Problem details: Write out the passage on Nguni cattle word for word, from "The Nguni breed, long" up to and including "as an 18-year-old.".

Given passage:
⁂

SOUTH AFRICA-CATTLE FOR NORTHERN AUSTRALIA.
TWO vastly different eating experiences with meat in South Africa and Australia were among the catalysts that has seen South Africa’s indigenous Nguni cattle breed become available to Australian cattle producers.
The Nguni breed, long the mainstay of traditional Zulu culture and recognised for their variously patterned and multicoloured hides, is now being bred in Australia and launched into the market by a number of producers, including Far North Queensland cattle producer and GP, Dr Gawie Roux.
At his Genesis Nguni Stud in the Kennedy Valley near Cardwell, Dr Roux has been developing the breed for the past five years and is among the producers to launch it on to the Australian market as the first to be selling Nguni genetics here, including bulls, embryos and semen.
Having grown up with cattle in South Africa, Dr Roux first tasted marbled Nguni meat as an 18-year-old.

⁂

Extracted records:
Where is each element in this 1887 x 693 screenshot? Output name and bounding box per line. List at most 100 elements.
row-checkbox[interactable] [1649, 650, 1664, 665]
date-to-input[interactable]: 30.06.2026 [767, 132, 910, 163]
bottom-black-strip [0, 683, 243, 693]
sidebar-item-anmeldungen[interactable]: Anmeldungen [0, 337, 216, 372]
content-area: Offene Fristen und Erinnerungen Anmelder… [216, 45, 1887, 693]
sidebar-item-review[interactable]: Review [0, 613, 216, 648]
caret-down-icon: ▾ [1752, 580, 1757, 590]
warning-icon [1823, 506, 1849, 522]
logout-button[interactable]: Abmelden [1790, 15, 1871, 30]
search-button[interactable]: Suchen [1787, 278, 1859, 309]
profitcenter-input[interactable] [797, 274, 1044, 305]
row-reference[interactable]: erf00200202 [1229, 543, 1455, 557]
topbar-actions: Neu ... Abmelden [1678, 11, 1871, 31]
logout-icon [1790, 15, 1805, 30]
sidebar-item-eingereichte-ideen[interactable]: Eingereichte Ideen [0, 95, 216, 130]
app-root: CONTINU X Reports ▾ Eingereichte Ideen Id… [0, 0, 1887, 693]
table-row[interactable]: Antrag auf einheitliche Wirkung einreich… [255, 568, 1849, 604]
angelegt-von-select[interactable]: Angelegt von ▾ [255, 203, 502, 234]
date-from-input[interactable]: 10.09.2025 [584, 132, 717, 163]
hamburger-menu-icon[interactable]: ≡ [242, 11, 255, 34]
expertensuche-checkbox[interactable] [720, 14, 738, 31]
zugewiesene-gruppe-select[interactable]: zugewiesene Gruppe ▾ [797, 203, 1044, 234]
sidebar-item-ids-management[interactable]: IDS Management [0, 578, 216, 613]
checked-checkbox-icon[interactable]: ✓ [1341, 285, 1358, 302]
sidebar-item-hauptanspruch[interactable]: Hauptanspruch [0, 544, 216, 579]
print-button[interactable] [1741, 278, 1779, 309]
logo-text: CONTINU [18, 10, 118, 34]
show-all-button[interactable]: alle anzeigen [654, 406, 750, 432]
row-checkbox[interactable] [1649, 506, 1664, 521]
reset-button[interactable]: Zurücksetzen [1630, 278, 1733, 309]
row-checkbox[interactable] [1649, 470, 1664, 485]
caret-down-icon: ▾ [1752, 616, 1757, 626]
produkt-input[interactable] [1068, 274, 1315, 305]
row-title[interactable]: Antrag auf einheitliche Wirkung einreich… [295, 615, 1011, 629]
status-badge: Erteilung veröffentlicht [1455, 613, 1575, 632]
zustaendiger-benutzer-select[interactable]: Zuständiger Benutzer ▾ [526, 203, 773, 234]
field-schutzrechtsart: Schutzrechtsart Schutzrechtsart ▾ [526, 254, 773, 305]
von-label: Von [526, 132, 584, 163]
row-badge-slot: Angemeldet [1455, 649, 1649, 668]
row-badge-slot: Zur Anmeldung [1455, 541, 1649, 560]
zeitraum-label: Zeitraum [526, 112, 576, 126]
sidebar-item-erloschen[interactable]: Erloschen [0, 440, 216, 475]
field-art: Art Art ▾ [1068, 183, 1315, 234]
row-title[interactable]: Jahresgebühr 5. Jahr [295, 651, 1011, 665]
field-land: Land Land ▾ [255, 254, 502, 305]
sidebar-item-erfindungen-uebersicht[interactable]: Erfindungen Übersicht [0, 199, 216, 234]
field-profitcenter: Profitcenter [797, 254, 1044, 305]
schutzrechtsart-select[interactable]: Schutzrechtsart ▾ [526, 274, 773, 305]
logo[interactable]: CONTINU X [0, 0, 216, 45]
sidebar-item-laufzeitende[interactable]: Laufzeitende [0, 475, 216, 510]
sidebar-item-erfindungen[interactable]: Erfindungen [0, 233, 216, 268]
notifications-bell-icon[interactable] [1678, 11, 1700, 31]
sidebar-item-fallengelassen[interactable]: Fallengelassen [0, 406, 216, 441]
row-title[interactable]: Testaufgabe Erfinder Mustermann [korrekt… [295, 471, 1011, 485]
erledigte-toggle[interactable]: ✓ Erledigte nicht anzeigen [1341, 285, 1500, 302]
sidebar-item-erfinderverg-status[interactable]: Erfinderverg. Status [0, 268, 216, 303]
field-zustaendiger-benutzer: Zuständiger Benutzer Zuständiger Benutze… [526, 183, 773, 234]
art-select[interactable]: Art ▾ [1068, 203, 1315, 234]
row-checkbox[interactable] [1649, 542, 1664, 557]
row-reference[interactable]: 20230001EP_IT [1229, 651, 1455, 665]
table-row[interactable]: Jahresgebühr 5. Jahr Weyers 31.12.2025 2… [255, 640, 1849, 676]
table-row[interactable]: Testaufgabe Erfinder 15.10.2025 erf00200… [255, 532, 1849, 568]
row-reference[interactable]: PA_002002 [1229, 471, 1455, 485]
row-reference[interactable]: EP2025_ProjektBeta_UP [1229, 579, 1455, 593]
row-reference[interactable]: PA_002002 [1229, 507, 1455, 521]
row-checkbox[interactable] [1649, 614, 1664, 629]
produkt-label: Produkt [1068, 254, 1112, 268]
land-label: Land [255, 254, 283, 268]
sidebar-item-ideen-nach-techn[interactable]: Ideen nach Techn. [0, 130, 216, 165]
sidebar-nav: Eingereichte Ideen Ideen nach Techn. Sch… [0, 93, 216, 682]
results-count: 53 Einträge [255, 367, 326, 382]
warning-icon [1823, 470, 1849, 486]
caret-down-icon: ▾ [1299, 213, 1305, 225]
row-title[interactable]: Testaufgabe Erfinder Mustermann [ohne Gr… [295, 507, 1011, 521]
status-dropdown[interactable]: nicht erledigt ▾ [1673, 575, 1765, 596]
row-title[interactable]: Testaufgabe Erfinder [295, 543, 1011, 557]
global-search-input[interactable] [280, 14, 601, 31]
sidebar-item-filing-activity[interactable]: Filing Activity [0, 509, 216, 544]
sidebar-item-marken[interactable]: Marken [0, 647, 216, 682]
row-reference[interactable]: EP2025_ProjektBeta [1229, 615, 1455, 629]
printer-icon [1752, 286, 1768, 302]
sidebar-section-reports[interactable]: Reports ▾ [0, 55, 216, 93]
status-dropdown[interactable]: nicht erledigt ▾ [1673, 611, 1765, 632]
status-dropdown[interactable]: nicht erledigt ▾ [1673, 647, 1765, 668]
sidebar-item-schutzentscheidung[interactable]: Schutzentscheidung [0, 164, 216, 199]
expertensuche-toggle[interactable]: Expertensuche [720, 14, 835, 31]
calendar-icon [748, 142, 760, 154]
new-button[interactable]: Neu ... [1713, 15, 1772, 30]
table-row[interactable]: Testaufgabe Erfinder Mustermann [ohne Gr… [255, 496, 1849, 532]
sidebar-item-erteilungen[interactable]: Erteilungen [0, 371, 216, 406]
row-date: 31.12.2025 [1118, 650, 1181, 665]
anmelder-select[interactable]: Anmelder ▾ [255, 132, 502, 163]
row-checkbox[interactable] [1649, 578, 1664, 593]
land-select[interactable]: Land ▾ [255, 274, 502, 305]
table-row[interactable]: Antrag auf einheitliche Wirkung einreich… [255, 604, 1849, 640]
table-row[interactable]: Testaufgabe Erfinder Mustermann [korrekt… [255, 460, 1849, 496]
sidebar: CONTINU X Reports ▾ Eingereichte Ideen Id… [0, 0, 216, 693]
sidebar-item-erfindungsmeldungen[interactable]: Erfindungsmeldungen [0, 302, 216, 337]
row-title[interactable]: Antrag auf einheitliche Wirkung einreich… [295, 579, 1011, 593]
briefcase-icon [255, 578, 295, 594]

⁂

Task solution:
The Nguni breed, long the mainstay of traditional Zulu culture and recognised for their variously patterned and multicoloured hides, is now being bred in Australia and launched into the market by a number of producers, including Far North Queensland cattle producer and GP, Dr Gawie Roux.
At his Genesis Nguni Stud in the Kennedy Valley near Cardwell, Dr Roux has been developing the breed for the past five years and is among the producers to launch it on to the Australian market as the first to be selling Nguni genetics here, including bulls, embryos and semen.
Having grown up with cattle in South Africa, Dr Roux first tasted marbled Nguni meat as an 18-year-old.